Wherever the word "Крым" appears in a line, copy that line.

((

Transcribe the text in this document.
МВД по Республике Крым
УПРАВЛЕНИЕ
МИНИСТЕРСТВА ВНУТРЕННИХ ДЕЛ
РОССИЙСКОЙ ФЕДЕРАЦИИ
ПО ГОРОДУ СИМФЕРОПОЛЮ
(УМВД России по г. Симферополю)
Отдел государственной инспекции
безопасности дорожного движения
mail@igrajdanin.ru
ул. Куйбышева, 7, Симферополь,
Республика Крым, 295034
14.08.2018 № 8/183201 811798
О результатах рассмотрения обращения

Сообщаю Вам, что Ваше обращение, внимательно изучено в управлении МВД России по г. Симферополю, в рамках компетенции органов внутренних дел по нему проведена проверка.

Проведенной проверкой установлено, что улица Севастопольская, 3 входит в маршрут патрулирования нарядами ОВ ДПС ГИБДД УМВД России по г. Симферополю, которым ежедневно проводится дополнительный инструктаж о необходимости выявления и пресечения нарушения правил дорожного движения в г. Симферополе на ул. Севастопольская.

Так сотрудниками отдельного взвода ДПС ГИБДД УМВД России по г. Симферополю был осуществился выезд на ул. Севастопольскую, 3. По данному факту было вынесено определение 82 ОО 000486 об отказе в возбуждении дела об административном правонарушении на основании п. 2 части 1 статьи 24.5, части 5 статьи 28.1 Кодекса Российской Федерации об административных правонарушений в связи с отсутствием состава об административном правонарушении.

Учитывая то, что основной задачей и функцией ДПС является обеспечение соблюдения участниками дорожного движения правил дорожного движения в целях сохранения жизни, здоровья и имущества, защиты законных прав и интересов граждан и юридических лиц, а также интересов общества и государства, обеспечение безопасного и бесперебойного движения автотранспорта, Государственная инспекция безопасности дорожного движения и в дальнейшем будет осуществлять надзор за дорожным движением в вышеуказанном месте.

))

The response =>
МВД по Республике Крым
Республика Крым, 295034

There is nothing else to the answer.